What is required |
Select from the data all lines with the word "icon".

Dataset entries |
START

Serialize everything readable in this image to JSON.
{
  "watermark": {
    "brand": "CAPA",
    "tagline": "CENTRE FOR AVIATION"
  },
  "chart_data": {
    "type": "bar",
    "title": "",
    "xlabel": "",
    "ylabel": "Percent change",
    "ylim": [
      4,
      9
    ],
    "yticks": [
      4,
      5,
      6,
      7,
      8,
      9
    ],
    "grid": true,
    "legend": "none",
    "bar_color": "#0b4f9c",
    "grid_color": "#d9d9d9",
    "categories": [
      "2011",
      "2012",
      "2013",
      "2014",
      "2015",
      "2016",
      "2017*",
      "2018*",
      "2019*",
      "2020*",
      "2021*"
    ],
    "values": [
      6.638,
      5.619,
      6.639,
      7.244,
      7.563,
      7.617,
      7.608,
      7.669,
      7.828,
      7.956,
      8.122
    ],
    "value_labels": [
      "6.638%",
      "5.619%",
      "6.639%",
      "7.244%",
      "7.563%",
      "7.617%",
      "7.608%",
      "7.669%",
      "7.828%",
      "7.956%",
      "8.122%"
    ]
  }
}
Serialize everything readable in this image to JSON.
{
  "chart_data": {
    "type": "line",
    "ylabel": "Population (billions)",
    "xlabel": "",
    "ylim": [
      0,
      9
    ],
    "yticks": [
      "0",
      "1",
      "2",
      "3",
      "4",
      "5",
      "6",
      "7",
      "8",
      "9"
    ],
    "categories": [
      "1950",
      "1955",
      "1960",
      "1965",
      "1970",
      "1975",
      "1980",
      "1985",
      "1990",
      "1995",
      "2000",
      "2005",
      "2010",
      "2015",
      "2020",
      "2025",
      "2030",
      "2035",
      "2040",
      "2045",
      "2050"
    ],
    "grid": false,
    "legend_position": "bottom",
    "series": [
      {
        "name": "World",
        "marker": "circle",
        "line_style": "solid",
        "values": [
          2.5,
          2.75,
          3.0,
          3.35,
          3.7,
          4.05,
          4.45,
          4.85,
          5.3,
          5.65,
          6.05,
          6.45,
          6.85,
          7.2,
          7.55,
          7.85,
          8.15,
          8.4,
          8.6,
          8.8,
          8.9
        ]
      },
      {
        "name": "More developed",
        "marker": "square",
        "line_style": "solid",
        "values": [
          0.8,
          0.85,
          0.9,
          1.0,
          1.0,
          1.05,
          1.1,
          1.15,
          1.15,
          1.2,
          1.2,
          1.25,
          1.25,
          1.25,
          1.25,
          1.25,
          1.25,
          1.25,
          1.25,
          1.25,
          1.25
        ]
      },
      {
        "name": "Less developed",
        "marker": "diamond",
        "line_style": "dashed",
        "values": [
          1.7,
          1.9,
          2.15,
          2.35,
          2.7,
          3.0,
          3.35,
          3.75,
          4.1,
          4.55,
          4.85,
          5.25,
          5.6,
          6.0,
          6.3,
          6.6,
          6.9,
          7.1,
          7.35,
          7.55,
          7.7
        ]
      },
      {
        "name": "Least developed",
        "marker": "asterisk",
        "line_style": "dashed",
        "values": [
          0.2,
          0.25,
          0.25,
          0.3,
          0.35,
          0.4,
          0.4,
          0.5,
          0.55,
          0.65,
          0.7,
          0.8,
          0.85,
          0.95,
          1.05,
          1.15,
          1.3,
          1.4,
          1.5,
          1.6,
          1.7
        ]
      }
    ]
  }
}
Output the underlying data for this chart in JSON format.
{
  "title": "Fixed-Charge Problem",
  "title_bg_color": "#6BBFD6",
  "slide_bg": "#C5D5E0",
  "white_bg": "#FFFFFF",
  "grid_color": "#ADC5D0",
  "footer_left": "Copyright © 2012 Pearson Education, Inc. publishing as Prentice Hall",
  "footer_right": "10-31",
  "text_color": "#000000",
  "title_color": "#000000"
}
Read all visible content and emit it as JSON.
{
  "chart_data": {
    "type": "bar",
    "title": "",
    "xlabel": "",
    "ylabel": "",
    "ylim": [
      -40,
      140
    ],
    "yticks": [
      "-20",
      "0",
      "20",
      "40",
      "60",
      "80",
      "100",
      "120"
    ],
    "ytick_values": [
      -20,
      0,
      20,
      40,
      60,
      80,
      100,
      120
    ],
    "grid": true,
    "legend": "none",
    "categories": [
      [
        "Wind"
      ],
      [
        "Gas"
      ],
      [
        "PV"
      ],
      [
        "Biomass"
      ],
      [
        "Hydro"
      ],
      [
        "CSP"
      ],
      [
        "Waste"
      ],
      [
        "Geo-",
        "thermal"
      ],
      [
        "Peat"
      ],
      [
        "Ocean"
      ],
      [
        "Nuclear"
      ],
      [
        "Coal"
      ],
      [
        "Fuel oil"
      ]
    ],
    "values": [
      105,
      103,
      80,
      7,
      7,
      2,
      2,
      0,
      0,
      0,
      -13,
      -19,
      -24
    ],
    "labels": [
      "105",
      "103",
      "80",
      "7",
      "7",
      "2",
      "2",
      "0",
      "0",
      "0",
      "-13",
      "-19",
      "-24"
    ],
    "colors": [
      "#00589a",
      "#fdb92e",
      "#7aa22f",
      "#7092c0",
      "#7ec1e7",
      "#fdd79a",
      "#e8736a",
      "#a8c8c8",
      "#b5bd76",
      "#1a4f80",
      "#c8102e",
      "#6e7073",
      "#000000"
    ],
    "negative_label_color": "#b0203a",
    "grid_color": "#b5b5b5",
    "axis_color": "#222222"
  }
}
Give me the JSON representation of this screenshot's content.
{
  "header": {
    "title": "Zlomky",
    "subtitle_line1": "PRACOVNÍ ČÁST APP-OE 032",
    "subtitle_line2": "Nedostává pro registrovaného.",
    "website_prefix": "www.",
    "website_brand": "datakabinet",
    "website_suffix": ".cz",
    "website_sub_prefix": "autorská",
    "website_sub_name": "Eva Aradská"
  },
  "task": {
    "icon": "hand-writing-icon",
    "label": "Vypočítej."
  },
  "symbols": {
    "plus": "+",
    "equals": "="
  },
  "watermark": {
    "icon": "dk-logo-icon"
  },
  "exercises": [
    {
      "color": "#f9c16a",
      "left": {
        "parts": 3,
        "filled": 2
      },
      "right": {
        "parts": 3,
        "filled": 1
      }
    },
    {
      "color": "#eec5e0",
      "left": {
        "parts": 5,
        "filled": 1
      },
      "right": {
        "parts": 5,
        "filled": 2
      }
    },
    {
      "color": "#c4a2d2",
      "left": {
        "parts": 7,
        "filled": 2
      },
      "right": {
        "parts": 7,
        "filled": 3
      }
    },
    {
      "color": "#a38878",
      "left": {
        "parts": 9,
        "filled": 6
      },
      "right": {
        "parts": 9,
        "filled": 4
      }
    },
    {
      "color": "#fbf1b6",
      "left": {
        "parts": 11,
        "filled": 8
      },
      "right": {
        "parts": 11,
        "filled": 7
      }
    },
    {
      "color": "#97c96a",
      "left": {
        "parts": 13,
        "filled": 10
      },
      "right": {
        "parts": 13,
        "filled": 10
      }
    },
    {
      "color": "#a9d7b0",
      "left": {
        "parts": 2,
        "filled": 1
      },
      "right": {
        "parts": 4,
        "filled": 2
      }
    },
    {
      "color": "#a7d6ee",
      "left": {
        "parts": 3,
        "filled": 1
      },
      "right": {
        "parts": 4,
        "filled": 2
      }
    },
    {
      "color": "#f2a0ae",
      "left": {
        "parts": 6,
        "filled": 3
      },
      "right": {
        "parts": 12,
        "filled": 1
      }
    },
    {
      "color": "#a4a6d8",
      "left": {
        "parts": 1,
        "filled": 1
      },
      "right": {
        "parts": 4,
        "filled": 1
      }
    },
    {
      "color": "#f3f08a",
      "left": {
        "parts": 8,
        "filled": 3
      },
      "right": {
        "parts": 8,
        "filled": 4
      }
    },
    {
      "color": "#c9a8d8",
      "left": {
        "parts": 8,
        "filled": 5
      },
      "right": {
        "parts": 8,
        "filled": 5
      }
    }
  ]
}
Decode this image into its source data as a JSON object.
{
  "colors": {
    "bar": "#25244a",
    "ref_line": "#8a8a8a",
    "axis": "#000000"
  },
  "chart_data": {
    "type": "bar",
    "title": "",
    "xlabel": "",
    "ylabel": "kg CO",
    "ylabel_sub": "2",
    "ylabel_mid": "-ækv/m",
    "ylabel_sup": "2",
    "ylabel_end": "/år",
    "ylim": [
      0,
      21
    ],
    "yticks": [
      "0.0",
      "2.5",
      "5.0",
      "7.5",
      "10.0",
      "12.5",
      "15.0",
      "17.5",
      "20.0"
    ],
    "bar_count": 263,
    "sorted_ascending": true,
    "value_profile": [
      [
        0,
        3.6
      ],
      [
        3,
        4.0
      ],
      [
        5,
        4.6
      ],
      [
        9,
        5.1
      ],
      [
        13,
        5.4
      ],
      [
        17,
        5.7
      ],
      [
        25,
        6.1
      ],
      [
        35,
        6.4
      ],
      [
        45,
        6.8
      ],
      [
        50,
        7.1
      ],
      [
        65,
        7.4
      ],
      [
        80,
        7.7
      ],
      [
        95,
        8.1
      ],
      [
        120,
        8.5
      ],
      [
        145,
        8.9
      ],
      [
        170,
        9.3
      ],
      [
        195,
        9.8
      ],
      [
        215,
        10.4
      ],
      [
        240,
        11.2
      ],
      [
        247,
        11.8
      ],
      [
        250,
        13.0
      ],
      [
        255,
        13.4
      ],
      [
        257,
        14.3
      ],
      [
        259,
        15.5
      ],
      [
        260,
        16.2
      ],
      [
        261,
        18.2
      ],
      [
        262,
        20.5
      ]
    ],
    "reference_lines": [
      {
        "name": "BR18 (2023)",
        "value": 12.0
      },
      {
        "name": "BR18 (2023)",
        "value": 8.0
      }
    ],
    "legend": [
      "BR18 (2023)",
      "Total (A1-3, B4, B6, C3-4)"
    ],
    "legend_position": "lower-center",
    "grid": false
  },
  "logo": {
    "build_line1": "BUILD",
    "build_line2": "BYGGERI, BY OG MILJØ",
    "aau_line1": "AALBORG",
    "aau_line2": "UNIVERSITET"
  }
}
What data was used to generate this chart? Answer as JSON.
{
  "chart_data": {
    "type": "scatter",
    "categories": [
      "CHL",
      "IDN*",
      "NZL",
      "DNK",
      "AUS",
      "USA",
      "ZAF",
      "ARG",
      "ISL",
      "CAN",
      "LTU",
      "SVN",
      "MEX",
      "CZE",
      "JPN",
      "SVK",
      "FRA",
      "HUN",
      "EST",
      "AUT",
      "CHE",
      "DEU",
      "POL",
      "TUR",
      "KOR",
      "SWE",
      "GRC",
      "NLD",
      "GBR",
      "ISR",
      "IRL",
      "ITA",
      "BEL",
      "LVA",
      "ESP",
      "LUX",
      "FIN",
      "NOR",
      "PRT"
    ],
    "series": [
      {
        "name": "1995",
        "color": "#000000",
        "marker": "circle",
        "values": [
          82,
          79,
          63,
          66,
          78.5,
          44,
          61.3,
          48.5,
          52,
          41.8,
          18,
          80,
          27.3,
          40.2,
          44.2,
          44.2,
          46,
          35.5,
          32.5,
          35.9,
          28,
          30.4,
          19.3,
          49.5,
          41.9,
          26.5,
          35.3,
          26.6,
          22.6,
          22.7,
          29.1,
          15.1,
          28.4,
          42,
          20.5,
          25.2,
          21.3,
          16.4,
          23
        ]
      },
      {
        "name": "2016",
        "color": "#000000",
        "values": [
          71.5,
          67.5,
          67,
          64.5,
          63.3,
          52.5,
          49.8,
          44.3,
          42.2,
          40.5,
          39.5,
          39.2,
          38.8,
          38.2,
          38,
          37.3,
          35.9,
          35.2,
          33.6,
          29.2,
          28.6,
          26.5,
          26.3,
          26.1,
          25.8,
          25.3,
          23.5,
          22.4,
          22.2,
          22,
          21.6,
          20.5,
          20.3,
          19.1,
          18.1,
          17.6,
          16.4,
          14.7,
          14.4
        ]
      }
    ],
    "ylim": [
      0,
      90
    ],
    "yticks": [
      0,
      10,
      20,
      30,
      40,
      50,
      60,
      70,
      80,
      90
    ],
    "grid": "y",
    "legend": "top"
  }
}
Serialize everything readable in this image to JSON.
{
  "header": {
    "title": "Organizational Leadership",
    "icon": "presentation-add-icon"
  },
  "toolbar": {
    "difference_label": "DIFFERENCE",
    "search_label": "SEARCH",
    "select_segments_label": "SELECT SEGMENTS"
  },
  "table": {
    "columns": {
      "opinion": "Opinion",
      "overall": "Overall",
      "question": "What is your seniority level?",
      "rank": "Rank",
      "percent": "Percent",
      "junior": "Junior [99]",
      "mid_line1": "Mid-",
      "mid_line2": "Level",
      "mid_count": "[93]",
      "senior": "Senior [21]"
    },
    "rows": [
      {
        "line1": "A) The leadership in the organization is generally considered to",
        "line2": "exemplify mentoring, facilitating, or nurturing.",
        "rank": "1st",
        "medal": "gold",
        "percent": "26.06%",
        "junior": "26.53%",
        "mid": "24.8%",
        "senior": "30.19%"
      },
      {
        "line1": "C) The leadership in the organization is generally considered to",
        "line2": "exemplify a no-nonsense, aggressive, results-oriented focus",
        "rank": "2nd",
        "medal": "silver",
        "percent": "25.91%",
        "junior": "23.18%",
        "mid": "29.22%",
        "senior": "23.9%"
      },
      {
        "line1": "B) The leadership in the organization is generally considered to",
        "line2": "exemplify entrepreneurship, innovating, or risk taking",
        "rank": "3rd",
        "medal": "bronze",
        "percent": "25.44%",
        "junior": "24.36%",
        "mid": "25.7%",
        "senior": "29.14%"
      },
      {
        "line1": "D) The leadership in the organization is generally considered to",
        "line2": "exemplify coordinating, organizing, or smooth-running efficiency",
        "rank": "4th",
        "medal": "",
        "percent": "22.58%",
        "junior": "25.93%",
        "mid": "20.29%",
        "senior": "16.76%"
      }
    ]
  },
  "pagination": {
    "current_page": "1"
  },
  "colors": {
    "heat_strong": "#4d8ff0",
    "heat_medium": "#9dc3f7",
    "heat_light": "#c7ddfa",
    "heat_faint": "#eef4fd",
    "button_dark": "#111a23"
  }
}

END

Solution to the exercise |
    "icon": "hand-writing-icon",
    "icon": "dk-logo-icon"
    "icon": "presentation-add-icon"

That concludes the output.